#### WHAT THE TASK REQUIRES
Pick out every line in the records that contains the string "合成氟金云母", and copy each one. Matching is case-sensitive.

################

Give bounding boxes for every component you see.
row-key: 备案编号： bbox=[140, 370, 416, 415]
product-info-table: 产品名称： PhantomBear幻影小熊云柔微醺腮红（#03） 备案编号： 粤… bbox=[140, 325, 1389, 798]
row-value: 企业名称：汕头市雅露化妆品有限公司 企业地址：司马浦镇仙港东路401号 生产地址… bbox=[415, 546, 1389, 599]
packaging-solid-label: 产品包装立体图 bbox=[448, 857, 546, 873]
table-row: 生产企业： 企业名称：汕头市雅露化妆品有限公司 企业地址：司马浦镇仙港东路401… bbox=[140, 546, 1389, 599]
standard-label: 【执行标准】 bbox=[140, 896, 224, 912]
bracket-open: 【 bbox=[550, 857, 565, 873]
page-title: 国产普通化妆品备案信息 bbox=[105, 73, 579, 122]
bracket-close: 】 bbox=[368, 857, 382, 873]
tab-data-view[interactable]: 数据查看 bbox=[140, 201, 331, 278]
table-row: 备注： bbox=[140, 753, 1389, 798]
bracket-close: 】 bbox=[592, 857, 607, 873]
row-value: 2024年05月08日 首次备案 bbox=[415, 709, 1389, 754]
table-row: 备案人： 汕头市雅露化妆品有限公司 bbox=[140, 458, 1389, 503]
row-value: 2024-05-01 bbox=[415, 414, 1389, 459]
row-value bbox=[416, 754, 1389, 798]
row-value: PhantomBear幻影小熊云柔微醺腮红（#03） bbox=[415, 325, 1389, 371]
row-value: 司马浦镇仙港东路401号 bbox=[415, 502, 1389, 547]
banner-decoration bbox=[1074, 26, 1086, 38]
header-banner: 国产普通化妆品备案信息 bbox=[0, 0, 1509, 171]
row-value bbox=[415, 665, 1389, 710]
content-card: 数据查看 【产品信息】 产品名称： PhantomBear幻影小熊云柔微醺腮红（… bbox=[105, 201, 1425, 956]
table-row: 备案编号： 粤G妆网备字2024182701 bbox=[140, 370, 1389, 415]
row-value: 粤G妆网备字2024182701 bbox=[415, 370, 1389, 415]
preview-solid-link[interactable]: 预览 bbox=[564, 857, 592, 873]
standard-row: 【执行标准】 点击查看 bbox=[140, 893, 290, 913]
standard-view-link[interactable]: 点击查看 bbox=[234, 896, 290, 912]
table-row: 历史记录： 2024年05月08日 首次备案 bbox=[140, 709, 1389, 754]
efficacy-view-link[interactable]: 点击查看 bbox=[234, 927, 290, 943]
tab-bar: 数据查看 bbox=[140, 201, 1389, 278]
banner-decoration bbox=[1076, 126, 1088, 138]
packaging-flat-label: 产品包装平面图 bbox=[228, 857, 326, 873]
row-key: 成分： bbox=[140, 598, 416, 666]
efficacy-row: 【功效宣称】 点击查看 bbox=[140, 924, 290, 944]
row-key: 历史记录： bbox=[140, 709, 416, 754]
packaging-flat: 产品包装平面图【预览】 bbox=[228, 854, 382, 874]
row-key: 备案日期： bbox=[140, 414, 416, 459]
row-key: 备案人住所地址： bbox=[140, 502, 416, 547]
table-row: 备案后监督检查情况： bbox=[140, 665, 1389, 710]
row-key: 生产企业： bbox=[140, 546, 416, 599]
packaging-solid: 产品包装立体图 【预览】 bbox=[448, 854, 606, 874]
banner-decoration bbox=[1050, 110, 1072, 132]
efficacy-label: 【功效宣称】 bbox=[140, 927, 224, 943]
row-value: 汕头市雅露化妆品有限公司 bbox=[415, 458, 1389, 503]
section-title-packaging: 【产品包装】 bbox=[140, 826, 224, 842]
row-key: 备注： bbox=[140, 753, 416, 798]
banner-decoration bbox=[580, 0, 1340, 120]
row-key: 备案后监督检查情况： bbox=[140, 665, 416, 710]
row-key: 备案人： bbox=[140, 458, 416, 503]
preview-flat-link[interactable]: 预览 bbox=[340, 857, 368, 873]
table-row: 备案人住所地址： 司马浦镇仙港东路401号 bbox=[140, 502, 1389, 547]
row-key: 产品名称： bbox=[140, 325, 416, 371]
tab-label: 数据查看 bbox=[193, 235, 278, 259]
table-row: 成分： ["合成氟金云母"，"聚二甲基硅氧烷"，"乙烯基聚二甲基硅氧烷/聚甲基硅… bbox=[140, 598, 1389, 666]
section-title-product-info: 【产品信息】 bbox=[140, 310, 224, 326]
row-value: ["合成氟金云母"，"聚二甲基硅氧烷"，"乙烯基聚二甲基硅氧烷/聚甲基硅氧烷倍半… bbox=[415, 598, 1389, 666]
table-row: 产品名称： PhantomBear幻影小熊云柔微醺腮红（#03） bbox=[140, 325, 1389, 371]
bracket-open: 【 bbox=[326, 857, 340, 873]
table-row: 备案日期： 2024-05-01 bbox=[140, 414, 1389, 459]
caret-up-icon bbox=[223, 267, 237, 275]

################

#### WORKED ANSWER
table-row: 成分： ["合成氟金云母"，"聚二甲基硅氧烷"，"乙烯基聚二甲基硅氧烷/聚甲基硅… bbox=[140, 598, 1389, 666]
row-value: ["合成氟金云母"，"聚二甲基硅氧烷"，"乙烯基聚二甲基硅氧烷/聚甲基硅氧烷倍半… bbox=[415, 598, 1389, 666]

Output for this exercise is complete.